RECORDS PROVIDED
-- Start --

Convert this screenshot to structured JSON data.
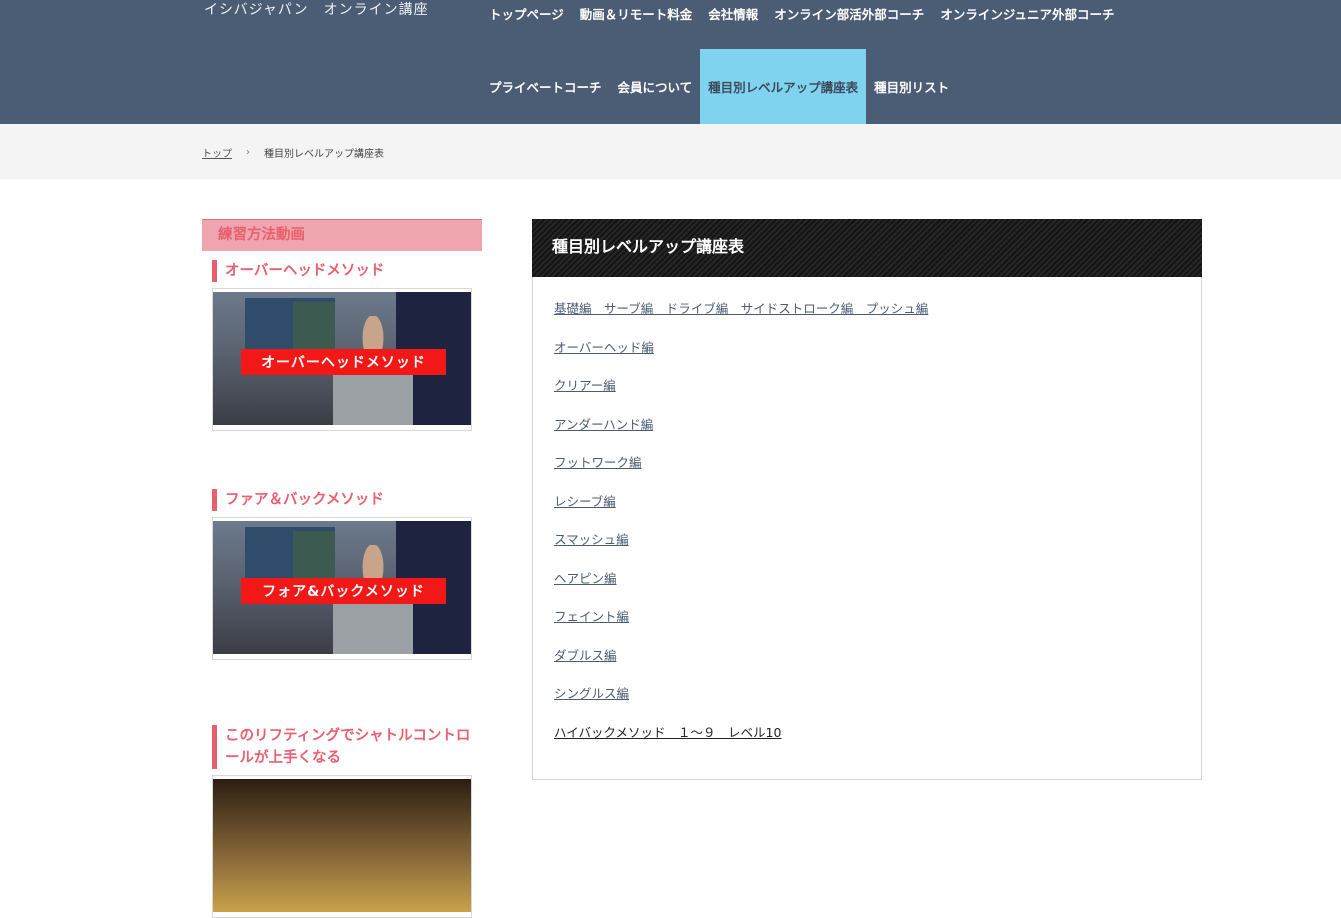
{
  "header": {
    "site_title": "イシバジャパン　オンライン講座",
    "nav_row1": [
      "トップページ",
      "動画＆リモート料金",
      "会社情報",
      "オンライン部活外部コーチ",
      "オンラインジュニア外部コーチ"
    ],
    "nav_row2": [
      "プライベートコーチ",
      "会員について",
      "種目別レベルアップ講座表",
      "種目別リスト"
    ]
  },
  "breadcrumb": {
    "home": "トップ",
    "separator": "›",
    "current": "種目別レベルアップ講座表"
  },
  "sidebar": {
    "heading": "練習方法動画",
    "videos": [
      {
        "title": "オーバーヘッドメソッド",
        "banner": "オーバーヘッドメソッド"
      },
      {
        "title": "ファア＆バックメソッド",
        "banner": "フォア&バックメソッド"
      },
      {
        "title": "このリフティングでシャトルコントロールが上手くなる",
        "banner": ""
      }
    ]
  },
  "main": {
    "heading": "種目別レベルアップ講座表",
    "links": [
      "基礎編　サーブ編　ドライブ編　サイドストローク編　プッシュ編",
      "オーバーヘッド編",
      "クリアー編",
      "アンダーハンド編",
      "フットワーク編",
      "レシーブ編",
      "スマッシュ編",
      "ヘアピン編",
      "フェイント編",
      "ダブルス編",
      "シングルス編",
      "ハイバックメソッド　１～９　レベル10"
    ]
  },
  "colors": {
    "header_bg": "#4b5d74",
    "nav_active_bg": "#7fd3ef",
    "accent_pink": "#e8606f",
    "sidebar_head_bg": "#efa5ae"
  }
}
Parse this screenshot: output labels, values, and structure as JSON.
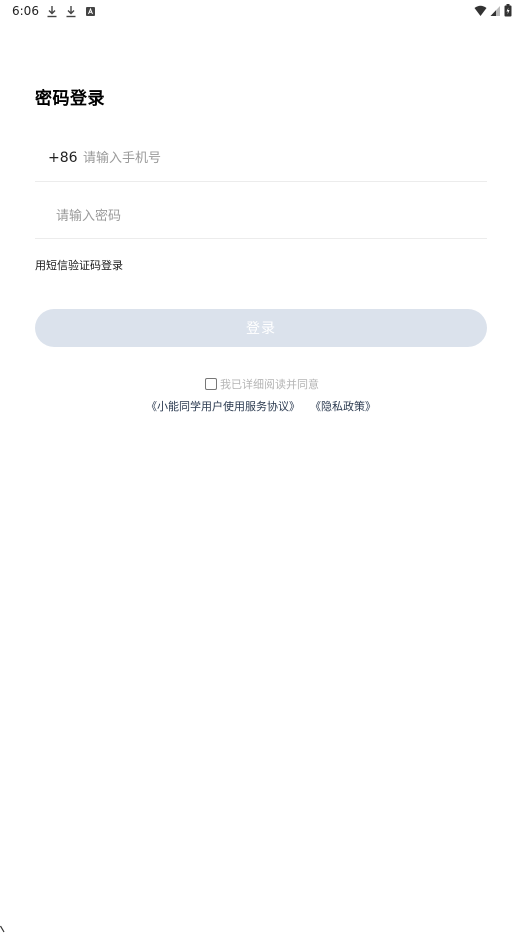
{
  "status_bar": {
    "time": "6:06",
    "left_icons": [
      "download-icon",
      "download-icon",
      "a-notification-icon"
    ],
    "right_icons": [
      "wifi-icon",
      "cell-signal-icon",
      "battery-icon"
    ]
  },
  "login": {
    "title": "密码登录",
    "phone": {
      "country_code": "+86",
      "placeholder": "请输入手机号",
      "value": ""
    },
    "password": {
      "placeholder": "请输入密码",
      "value": ""
    },
    "sms_login_label": "用短信验证码登录",
    "login_button_label": "登录",
    "agree_text": "我已详细阅读并同意",
    "agree_checked": false,
    "user_agreement_label": "《小能同学用户使用服务协议》",
    "privacy_policy_label": "《隐私政策》"
  },
  "colors": {
    "button_disabled": "#dbe2ec",
    "link": "#2b3a50",
    "hint": "#9a9a9a"
  }
}
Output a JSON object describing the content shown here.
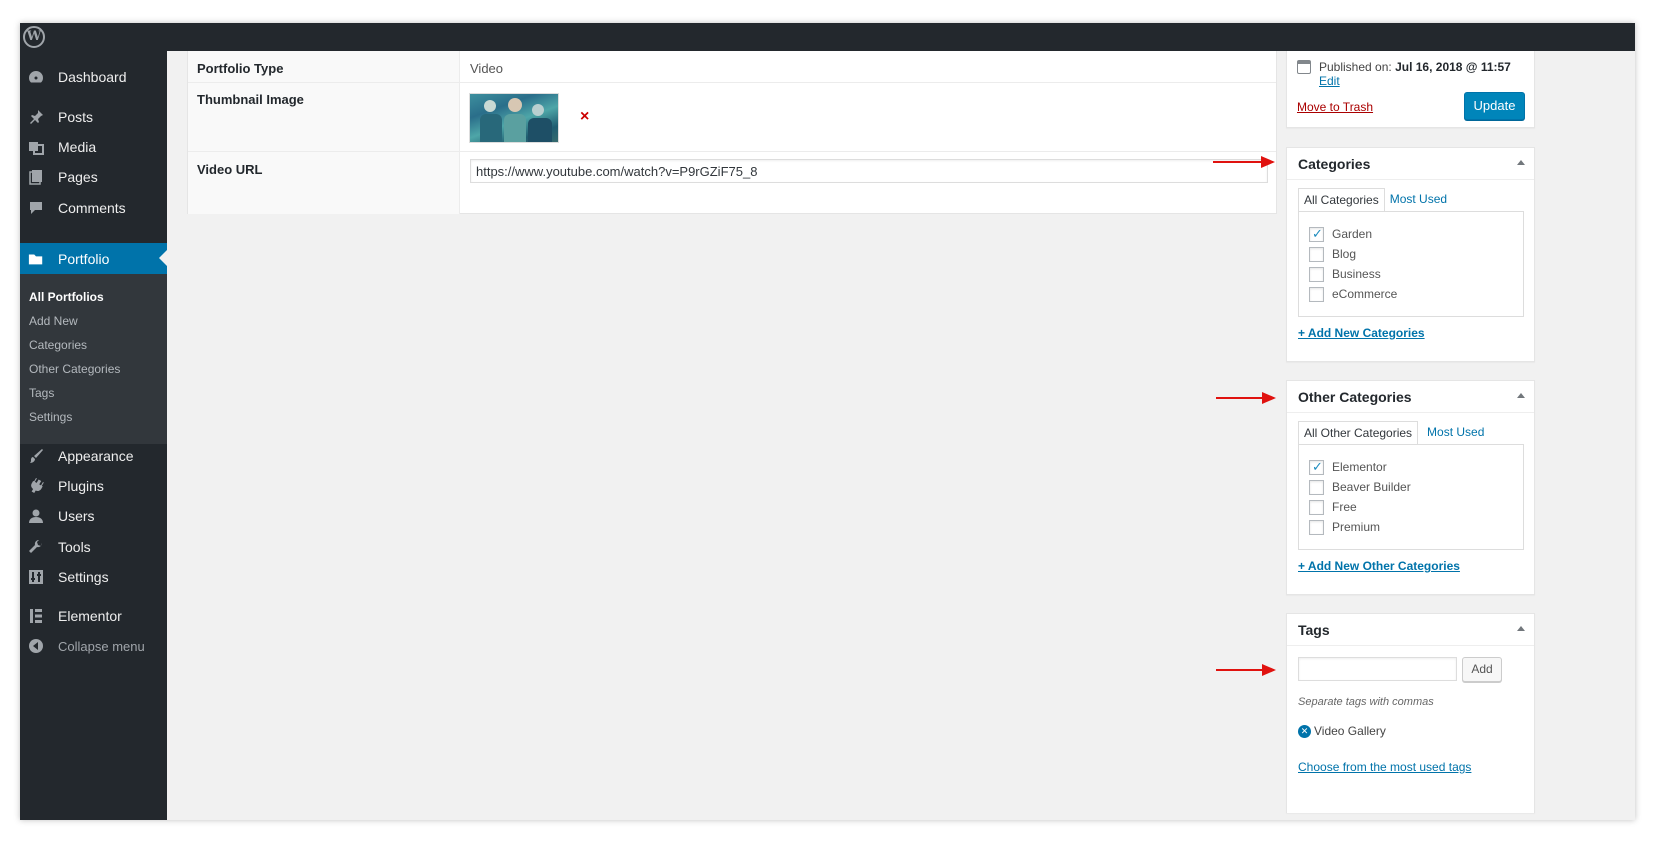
{
  "adminbar": {
    "logo": "W"
  },
  "sidebar": {
    "items": [
      {
        "label": "Dashboard",
        "icon": "dashboard-icon"
      },
      {
        "label": "Posts",
        "icon": "pin-icon"
      },
      {
        "label": "Media",
        "icon": "media-icon"
      },
      {
        "label": "Pages",
        "icon": "pages-icon"
      },
      {
        "label": "Comments",
        "icon": "comment-icon"
      },
      {
        "label": "Portfolio",
        "icon": "folder-icon",
        "active": true
      },
      {
        "label": "Appearance",
        "icon": "brush-icon"
      },
      {
        "label": "Plugins",
        "icon": "plug-icon"
      },
      {
        "label": "Users",
        "icon": "user-icon"
      },
      {
        "label": "Tools",
        "icon": "wrench-icon"
      },
      {
        "label": "Settings",
        "icon": "settings-icon"
      },
      {
        "label": "Elementor",
        "icon": "elementor-icon"
      }
    ],
    "submenu": [
      "All Portfolios",
      "Add New",
      "Categories",
      "Other Categories",
      "Tags",
      "Settings"
    ],
    "collapse_label": "Collapse menu"
  },
  "main": {
    "fields": [
      {
        "label": "Portfolio Type",
        "value": "Video"
      },
      {
        "label": "Thumbnail Image",
        "remove": "×"
      },
      {
        "label": "Video URL",
        "value": "https://www.youtube.com/watch?v=P9rGZiF75_8"
      }
    ]
  },
  "publish": {
    "published_label": "Published on:",
    "published_date": "Jul 16, 2018 @ 11:57",
    "edit_link": "Edit",
    "trash_link": "Move to Trash",
    "update_button": "Update"
  },
  "categories": {
    "title": "Categories",
    "tabs": [
      "All Categories",
      "Most Used"
    ],
    "items": [
      {
        "label": "Garden",
        "checked": true
      },
      {
        "label": "Blog",
        "checked": false
      },
      {
        "label": "Business",
        "checked": false
      },
      {
        "label": "eCommerce",
        "checked": false
      }
    ],
    "add_link": "+ Add New Categories"
  },
  "other_categories": {
    "title": "Other Categories",
    "tabs": [
      "All Other Categories",
      "Most Used"
    ],
    "items": [
      {
        "label": "Elementor",
        "checked": true
      },
      {
        "label": "Beaver Builder",
        "checked": false
      },
      {
        "label": "Free",
        "checked": false
      },
      {
        "label": "Premium",
        "checked": false
      }
    ],
    "add_link": "+ Add New Other Categories"
  },
  "tags": {
    "title": "Tags",
    "input_value": "",
    "add_button": "Add",
    "hint": "Separate tags with commas",
    "chips": [
      "Video Gallery"
    ],
    "cloud_link": "Choose from the most used tags"
  },
  "colors": {
    "sidebar_bg": "#23282d",
    "accent": "#0073aa",
    "button_primary": "#0085ba",
    "annotation_arrow": "#e0120f",
    "trash": "#aa0000"
  }
}
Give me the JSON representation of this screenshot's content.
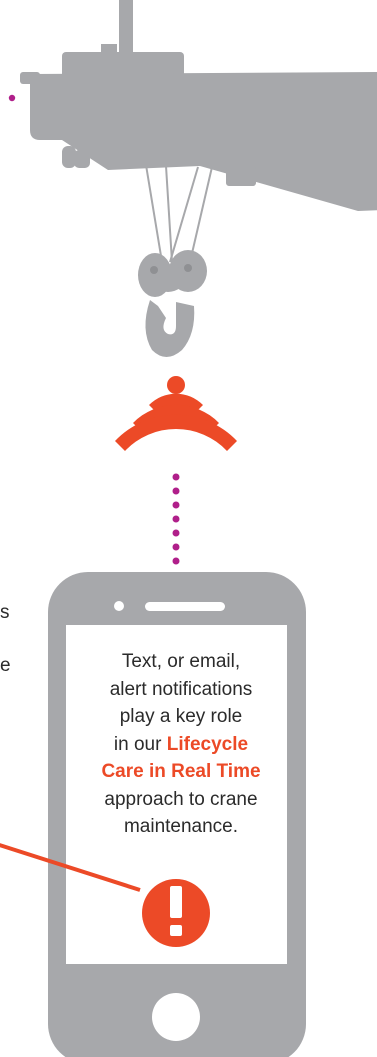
{
  "colors": {
    "crane_gray": "#a7a8ab",
    "crane_dark": "#96979a",
    "accent_orange": "#ec4a27",
    "dotted_magenta": "#b01f8a",
    "phone_body": "#a7a8ab",
    "phone_screen": "#ffffff",
    "text": "#2b2b2b"
  },
  "icons": {
    "crane": "crane-hoist-icon",
    "signal": "wireless-signal-icon",
    "phone": "smartphone-icon",
    "alert": "exclamation-alert-icon"
  },
  "phone_message": {
    "line1": "Text, or email,",
    "line2": "alert notifications",
    "line3": "play a key role",
    "line4_prefix": "in our ",
    "line4_highlight": "Lifecycle",
    "line5_highlight": "Care in Real Time",
    "line6": "approach to crane",
    "line7": "maintenance."
  },
  "cropped_fragments": {
    "frag1": "s",
    "frag2": "e"
  }
}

-- End --

PROBLEM DESCRIPTION
Copy out all the data exactly; skip the pictures.

THE SOLUTION
Convert this screenshot to structured JSON data.
{
  "header": {
    "site_title": "イシバジャパン　オンライン講座",
    "nav_row1": [
      "トップページ",
      "動画＆リモート料金",
      "会社情報",
      "オンライン部活外部コーチ",
      "オンラインジュニア外部コーチ"
    ],
    "nav_row2": [
      "プライベートコーチ",
      "会員について",
      "種目別レベルアップ講座表",
      "種目別リスト"
    ]
  },
  "breadcrumb": {
    "home": "トップ",
    "separator": "›",
    "current": "種目別レベルアップ講座表"
  },
  "sidebar": {
    "heading": "練習方法動画",
    "videos": [
      {
        "title": "オーバーヘッドメソッド",
        "banner": "オーバーヘッドメソッド"
      },
      {
        "title": "ファア＆バックメソッド",
        "banner": "フォア&バックメソッド"
      },
      {
        "title": "このリフティングでシャトルコントロールが上手くなる",
        "banner": ""
      }
    ]
  },
  "main": {
    "heading": "種目別レベルアップ講座表",
    "links": [
      "基礎編　サーブ編　ドライブ編　サイドストローク編　プッシュ編",
      "オーバーヘッド編",
      "クリアー編",
      "アンダーハンド編",
      "フットワーク編",
      "レシーブ編",
      "スマッシュ編",
      "ヘアピン編",
      "フェイント編",
      "ダブルス編",
      "シングルス編",
      "ハイバックメソッド　１～９　レベル10"
    ]
  },
  "colors": {
    "header_bg": "#4b5d74",
    "nav_active_bg": "#7fd3ef",
    "accent_pink": "#e8606f",
    "sidebar_head_bg": "#efa5ae"
  }
}
Parse this screenshot: output labels, values, and structure as JSON.
{
  "status_bar": {
    "time": "6:06",
    "left_icons": [
      "download-icon",
      "download-icon",
      "a-notification-icon"
    ],
    "right_icons": [
      "wifi-icon",
      "cell-signal-icon",
      "battery-icon"
    ]
  },
  "login": {
    "title": "密码登录",
    "phone": {
      "country_code": "+86",
      "placeholder": "请输入手机号",
      "value": ""
    },
    "password": {
      "placeholder": "请输入密码",
      "value": ""
    },
    "sms_login_label": "用短信验证码登录",
    "login_button_label": "登录",
    "agree_text": "我已详细阅读并同意",
    "agree_checked": false,
    "user_agreement_label": "《小能同学用户使用服务协议》",
    "privacy_policy_label": "《隐私政策》"
  },
  "colors": {
    "button_disabled": "#dbe2ec",
    "link": "#2b3a50",
    "hint": "#9a9a9a"
  }
}
Output a JSON object describing the content shown here.
{
  "adminbar": {
    "logo": "W"
  },
  "sidebar": {
    "items": [
      {
        "label": "Dashboard",
        "icon": "dashboard-icon"
      },
      {
        "label": "Posts",
        "icon": "pin-icon"
      },
      {
        "label": "Media",
        "icon": "media-icon"
      },
      {
        "label": "Pages",
        "icon": "pages-icon"
      },
      {
        "label": "Comments",
        "icon": "comment-icon"
      },
      {
        "label": "Portfolio",
        "icon": "folder-icon",
        "active": true
      },
      {
        "label": "Appearance",
        "icon": "brush-icon"
      },
      {
        "label": "Plugins",
        "icon": "plug-icon"
      },
      {
        "label": "Users",
        "icon": "user-icon"
      },
      {
        "label": "Tools",
        "icon": "wrench-icon"
      },
      {
        "label": "Settings",
        "icon": "settings-icon"
      },
      {
        "label": "Elementor",
        "icon": "elementor-icon"
      }
    ],
    "submenu": [
      "All Portfolios",
      "Add New",
      "Categories",
      "Other Categories",
      "Tags",
      "Settings"
    ],
    "collapse_label": "Collapse menu"
  },
  "main": {
    "fields": [
      {
        "label": "Portfolio Type",
        "value": "Video"
      },
      {
        "label": "Thumbnail Image",
        "remove": "×"
      },
      {
        "label": "Video URL",
        "value": "https://www.youtube.com/watch?v=P9rGZiF75_8"
      }
    ]
  },
  "publish": {
    "published_label": "Published on:",
    "published_date": "Jul 16, 2018 @ 11:57",
    "edit_link": "Edit",
    "trash_link": "Move to Trash",
    "update_button": "Update"
  },
  "categories": {
    "title": "Categories",
    "tabs": [
      "All Categories",
      "Most Used"
    ],
    "items": [
      {
        "label": "Garden",
        "checked": true
      },
      {
        "label": "Blog",
        "checked": false
      },
      {
        "label": "Business",
        "checked": false
      },
      {
        "label": "eCommerce",
        "checked": false
      }
    ],
    "add_link": "+ Add New Categories"
  },
  "other_categories": {
    "title": "Other Categories",
    "tabs": [
      "All Other Categories",
      "Most Used"
    ],
    "items": [
      {
        "label": "Elementor",
        "checked": true
      },
      {
        "label": "Beaver Builder",
        "checked": false
      },
      {
        "label": "Free",
        "checked": false
      },
      {
        "label": "Premium",
        "checked": false
      }
    ],
    "add_link": "+ Add New Other Categories"
  },
  "tags": {
    "title": "Tags",
    "input_value": "",
    "add_button": "Add",
    "hint": "Separate tags with commas",
    "chips": [
      "Video Gallery"
    ],
    "cloud_link": "Choose from the most used tags"
  },
  "colors": {
    "sidebar_bg": "#23282d",
    "accent": "#0073aa",
    "button_primary": "#0085ba",
    "annotation_arrow": "#e0120f",
    "trash": "#aa0000"
  }
}
Give me the JSON representation of this screenshot's content.
{
  "colors": {
    "crane_gray": "#a7a8ab",
    "crane_dark": "#96979a",
    "accent_orange": "#ec4a27",
    "dotted_magenta": "#b01f8a",
    "phone_body": "#a7a8ab",
    "phone_screen": "#ffffff",
    "text": "#2b2b2b"
  },
  "icons": {
    "crane": "crane-hoist-icon",
    "signal": "wireless-signal-icon",
    "phone": "smartphone-icon",
    "alert": "exclamation-alert-icon"
  },
  "phone_message": {
    "line1": "Text, or email,",
    "line2": "alert notifications",
    "line3": "play a key role",
    "line4_prefix": "in our ",
    "line4_highlight": "Lifecycle",
    "line5_highlight": "Care in Real Time",
    "line6": "approach to crane",
    "line7": "maintenance."
  },
  "cropped_fragments": {
    "frag1": "s",
    "frag2": "e"
  }
}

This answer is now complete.